--- BEGIN ---
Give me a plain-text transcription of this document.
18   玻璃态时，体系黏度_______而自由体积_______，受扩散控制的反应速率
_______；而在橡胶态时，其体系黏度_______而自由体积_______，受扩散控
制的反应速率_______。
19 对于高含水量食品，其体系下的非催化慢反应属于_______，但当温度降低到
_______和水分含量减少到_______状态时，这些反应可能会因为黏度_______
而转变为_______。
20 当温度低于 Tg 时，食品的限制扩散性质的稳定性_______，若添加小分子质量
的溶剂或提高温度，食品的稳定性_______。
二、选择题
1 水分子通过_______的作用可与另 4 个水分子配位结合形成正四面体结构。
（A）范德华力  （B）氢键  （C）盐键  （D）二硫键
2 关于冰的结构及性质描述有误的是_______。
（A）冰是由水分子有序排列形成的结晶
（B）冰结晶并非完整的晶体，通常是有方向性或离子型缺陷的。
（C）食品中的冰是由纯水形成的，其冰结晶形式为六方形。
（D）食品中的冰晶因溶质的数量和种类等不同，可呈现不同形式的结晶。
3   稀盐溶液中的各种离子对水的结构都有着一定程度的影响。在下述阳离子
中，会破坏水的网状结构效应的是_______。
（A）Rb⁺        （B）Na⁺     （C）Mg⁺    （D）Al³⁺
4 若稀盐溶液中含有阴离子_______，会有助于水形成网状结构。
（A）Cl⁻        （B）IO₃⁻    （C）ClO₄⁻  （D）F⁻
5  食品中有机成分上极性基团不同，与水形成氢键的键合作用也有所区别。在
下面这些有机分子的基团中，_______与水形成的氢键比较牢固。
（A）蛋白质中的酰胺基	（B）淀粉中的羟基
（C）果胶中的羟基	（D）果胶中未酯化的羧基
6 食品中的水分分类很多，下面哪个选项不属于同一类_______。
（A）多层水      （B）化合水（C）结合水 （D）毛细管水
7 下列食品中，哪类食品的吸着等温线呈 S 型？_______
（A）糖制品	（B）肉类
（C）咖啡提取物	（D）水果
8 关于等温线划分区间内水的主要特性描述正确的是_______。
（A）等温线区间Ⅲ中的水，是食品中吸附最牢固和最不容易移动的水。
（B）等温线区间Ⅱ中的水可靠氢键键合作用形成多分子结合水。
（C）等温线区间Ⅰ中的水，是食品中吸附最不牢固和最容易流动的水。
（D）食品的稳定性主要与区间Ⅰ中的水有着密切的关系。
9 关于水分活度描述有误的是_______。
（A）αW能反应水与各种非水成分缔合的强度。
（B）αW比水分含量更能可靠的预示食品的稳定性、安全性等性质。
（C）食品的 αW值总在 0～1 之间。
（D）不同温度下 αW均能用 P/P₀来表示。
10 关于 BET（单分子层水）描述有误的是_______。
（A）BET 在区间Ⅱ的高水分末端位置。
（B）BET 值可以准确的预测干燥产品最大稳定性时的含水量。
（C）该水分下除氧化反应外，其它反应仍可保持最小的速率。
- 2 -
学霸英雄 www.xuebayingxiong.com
--- END ---
▸ **REQUIREMENTS**
Print the records above in full, exactly.

▸ **THE OUTPUT**
Give me a plain-text transcription of this document.
18   玻璃态时，体系黏度_______而自由体积_______，受扩散控制的反应速率
_______；而在橡胶态时，其体系黏度_______而自由体积_______，受扩散控
制的反应速率_______。
19 对于高含水量食品，其体系下的非催化慢反应属于_______，但当温度降低到
_______和水分含量减少到_______状态时，这些反应可能会因为黏度_______
而转变为_______。
20 当温度低于 Tg 时，食品的限制扩散性质的稳定性_______，若添加小分子质量
的溶剂或提高温度，食品的稳定性_______。
二、选择题
1 水分子通过_______的作用可与另 4 个水分子配位结合形成正四面体结构。
（A）范德华力  （B）氢键  （C）盐键  （D）二硫键
2 关于冰的结构及性质描述有误的是_______。
（A）冰是由水分子有序排列形成的结晶
（B）冰结晶并非完整的晶体，通常是有方向性或离子型缺陷的。
（C）食品中的冰是由纯水形成的，其冰结晶形式为六方形。
（D）食品中的冰晶因溶质的数量和种类等不同，可呈现不同形式的结晶。
3   稀盐溶液中的各种离子对水的结构都有着一定程度的影响。在下述阳离子
中，会破坏水的网状结构效应的是_______。
（A）Rb⁺        （B）Na⁺     （C）Mg⁺    （D）Al³⁺
4 若稀盐溶液中含有阴离子_______，会有助于水形成网状结构。
（A）Cl⁻        （B）IO₃⁻    （C）ClO₄⁻  （D）F⁻
5  食品中有机成分上极性基团不同，与水形成氢键的键合作用也有所区别。在
下面这些有机分子的基团中，_______与水形成的氢键比较牢固。
（A）蛋白质中的酰胺基	（B）淀粉中的羟基
（C）果胶中的羟基	（D）果胶中未酯化的羧基
6 食品中的水分分类很多，下面哪个选项不属于同一类_______。
（A）多层水      （B）化合水（C）结合水 （D）毛细管水
7 下列食品中，哪类食品的吸着等温线呈 S 型？_______
（A）糖制品	（B）肉类
（C）咖啡提取物	（D）水果
8 关于等温线划分区间内水的主要特性描述正确的是_______。
（A）等温线区间Ⅲ中的水，是食品中吸附最牢固和最不容易移动的水。
（B）等温线区间Ⅱ中的水可靠氢键键合作用形成多分子结合水。
（C）等温线区间Ⅰ中的水，是食品中吸附最不牢固和最容易流动的水。
（D）食品的稳定性主要与区间Ⅰ中的水有着密切的关系。
9 关于水分活度描述有误的是_______。
（A）αW能反应水与各种非水成分缔合的强度。
（B）αW比水分含量更能可靠的预示食品的稳定性、安全性等性质。
（C）食品的 αW值总在 0～1 之间。
（D）不同温度下 αW均能用 P/P₀来表示。
10 关于 BET（单分子层水）描述有误的是_______。
（A）BET 在区间Ⅱ的高水分末端位置。
（B）BET 值可以准确的预测干燥产品最大稳定性时的含水量。
（C）该水分下除氧化反应外，其它反应仍可保持最小的速率。
- 2 -
学霸英雄 www.xuebayingxiong.com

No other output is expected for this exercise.